Short exercise = Rewrite the listing from its first line through the line containing "745, 1464, 817]", changing "Frequency Range" to "Frequency Band" and keeping everything else the same.

Extracted information =
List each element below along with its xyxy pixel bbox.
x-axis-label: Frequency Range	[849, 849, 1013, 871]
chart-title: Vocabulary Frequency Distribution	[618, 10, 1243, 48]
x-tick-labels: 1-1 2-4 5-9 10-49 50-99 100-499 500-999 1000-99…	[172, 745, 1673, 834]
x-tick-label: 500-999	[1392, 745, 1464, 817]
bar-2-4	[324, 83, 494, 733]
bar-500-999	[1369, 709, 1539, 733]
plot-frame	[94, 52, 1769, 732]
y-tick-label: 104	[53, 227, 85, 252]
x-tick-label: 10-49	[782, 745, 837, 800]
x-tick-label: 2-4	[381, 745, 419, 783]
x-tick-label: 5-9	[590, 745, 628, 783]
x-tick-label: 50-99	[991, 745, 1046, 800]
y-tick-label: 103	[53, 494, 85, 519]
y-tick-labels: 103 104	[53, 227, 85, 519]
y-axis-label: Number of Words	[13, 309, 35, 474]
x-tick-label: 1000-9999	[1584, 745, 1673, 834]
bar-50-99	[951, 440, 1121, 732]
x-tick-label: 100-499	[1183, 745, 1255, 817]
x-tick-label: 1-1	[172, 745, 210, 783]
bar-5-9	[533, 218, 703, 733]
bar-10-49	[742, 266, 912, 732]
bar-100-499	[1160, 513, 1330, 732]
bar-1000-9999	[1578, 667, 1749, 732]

Result of this exercise =
List each element below along with its xyxy pixel bbox.
x-axis-label: Frequency Band	[849, 849, 1013, 871]
chart-title: Vocabulary Frequency Distribution	[618, 10, 1243, 48]
x-tick-labels: 1-1 2-4 5-9 10-49 50-99 100-499 500-999 1000-99…	[172, 745, 1673, 834]
x-tick-label: 500-999	[1392, 745, 1464, 817]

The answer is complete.